==== PROVIDED RECORDS ====
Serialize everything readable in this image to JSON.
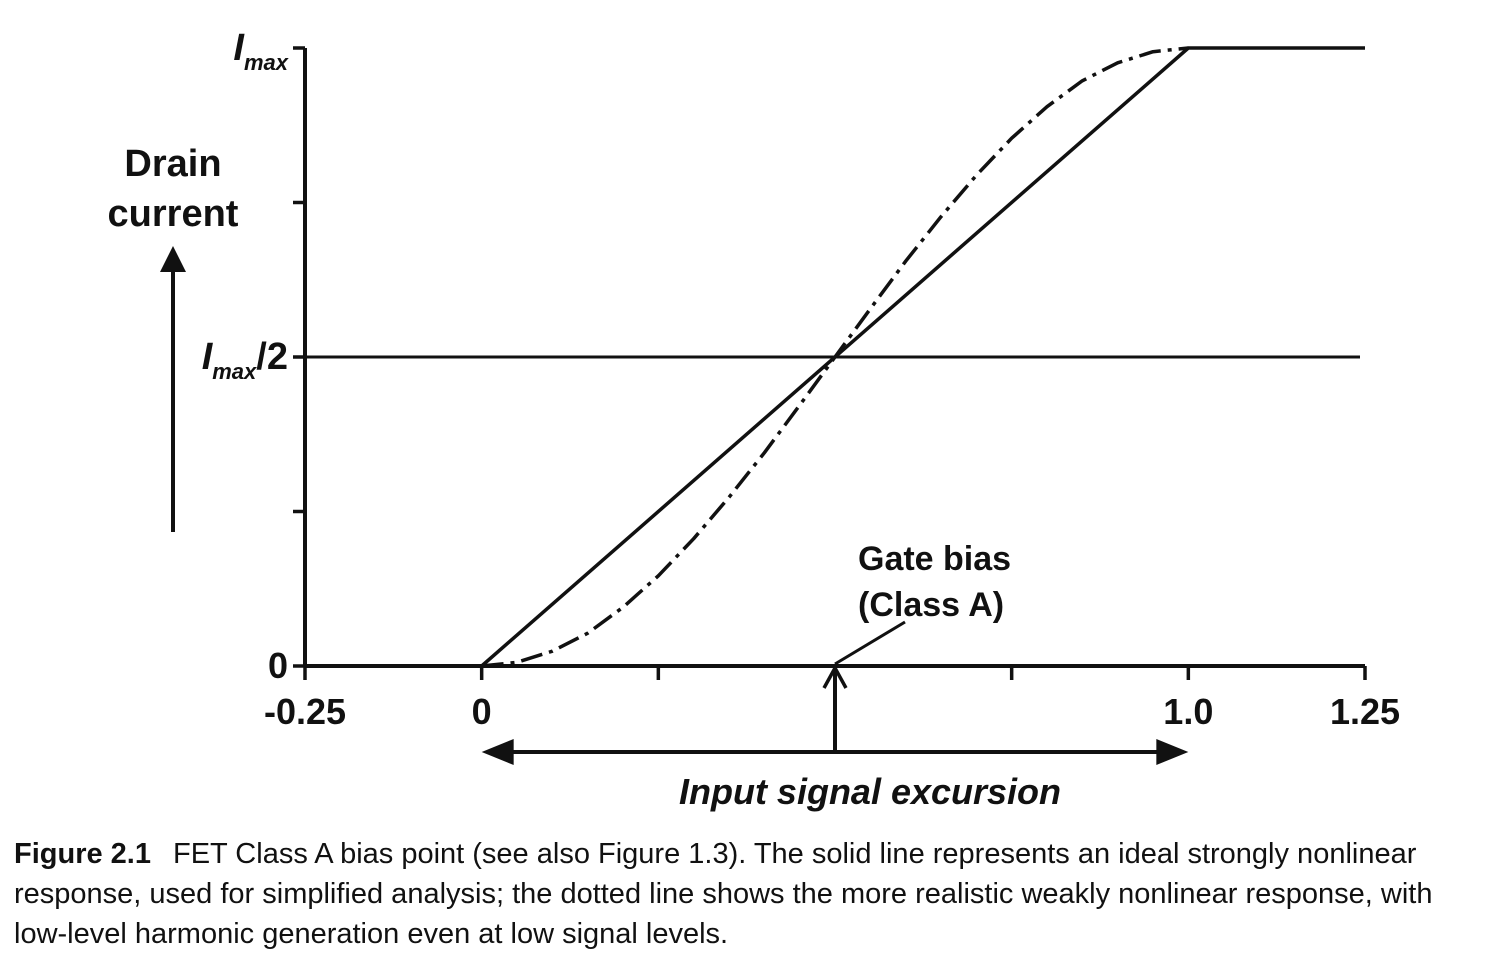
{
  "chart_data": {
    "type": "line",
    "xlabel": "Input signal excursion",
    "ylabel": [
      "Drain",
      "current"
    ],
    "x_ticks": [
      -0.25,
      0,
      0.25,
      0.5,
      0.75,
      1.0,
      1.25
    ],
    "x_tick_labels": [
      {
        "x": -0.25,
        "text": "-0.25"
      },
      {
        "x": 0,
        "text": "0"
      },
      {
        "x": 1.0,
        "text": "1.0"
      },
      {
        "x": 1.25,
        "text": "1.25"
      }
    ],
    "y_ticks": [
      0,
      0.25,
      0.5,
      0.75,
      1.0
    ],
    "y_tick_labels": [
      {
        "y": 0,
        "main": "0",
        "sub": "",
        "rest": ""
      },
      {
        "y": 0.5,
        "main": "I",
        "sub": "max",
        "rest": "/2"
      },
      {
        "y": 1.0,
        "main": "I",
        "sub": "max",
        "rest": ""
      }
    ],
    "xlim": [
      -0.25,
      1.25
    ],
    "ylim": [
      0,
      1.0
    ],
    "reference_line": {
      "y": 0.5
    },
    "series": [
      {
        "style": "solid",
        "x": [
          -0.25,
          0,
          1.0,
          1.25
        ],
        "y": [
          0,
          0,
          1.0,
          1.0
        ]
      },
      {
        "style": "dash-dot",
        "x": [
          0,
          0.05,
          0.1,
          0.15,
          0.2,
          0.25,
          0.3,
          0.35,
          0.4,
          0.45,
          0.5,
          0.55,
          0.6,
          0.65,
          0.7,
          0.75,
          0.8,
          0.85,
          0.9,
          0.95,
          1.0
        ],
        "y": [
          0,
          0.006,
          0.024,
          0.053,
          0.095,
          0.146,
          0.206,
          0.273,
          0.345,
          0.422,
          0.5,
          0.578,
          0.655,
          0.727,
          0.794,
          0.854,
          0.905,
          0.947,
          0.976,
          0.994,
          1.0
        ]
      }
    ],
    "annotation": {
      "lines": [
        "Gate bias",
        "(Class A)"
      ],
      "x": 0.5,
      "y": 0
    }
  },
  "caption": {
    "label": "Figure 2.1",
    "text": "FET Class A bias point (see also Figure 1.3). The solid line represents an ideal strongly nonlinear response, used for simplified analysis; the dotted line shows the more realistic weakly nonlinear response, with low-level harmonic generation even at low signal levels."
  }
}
====
**GIVEN INSTRUCTION:** Keep the pictures out of the copy and return the rest of the data above exactly.

**RESPONSE:**
Serialize everything readable in this image to JSON.
{
  "chart_data": {
    "type": "line",
    "xlabel": "Input signal excursion",
    "ylabel": [
      "Drain",
      "current"
    ],
    "x_ticks": [
      -0.25,
      0,
      0.25,
      0.5,
      0.75,
      1.0,
      1.25
    ],
    "x_tick_labels": [
      {
        "x": -0.25,
        "text": "-0.25"
      },
      {
        "x": 0,
        "text": "0"
      },
      {
        "x": 1.0,
        "text": "1.0"
      },
      {
        "x": 1.25,
        "text": "1.25"
      }
    ],
    "y_ticks": [
      0,
      0.25,
      0.5,
      0.75,
      1.0
    ],
    "y_tick_labels": [
      {
        "y": 0,
        "main": "0",
        "sub": "",
        "rest": ""
      },
      {
        "y": 0.5,
        "main": "I",
        "sub": "max",
        "rest": "/2"
      },
      {
        "y": 1.0,
        "main": "I",
        "sub": "max",
        "rest": ""
      }
    ],
    "xlim": [
      -0.25,
      1.25
    ],
    "ylim": [
      0,
      1.0
    ],
    "reference_line": {
      "y": 0.5
    },
    "series": [
      {
        "style": "solid",
        "x": [
          -0.25,
          0,
          1.0,
          1.25
        ],
        "y": [
          0,
          0,
          1.0,
          1.0
        ]
      },
      {
        "style": "dash-dot",
        "x": [
          0,
          0.05,
          0.1,
          0.15,
          0.2,
          0.25,
          0.3,
          0.35,
          0.4,
          0.45,
          0.5,
          0.55,
          0.6,
          0.65,
          0.7,
          0.75,
          0.8,
          0.85,
          0.9,
          0.95,
          1.0
        ],
        "y": [
          0,
          0.006,
          0.024,
          0.053,
          0.095,
          0.146,
          0.206,
          0.273,
          0.345,
          0.422,
          0.5,
          0.578,
          0.655,
          0.727,
          0.794,
          0.854,
          0.905,
          0.947,
          0.976,
          0.994,
          1.0
        ]
      }
    ],
    "annotation": {
      "lines": [
        "Gate bias",
        "(Class A)"
      ],
      "x": 0.5,
      "y": 0
    }
  },
  "caption": {
    "label": "Figure 2.1",
    "text": "FET Class A bias point (see also Figure 1.3). The solid line represents an ideal strongly nonlinear response, used for simplified analysis; the dotted line shows the more realistic weakly nonlinear response, with low-level harmonic generation even at low signal levels."
  }
}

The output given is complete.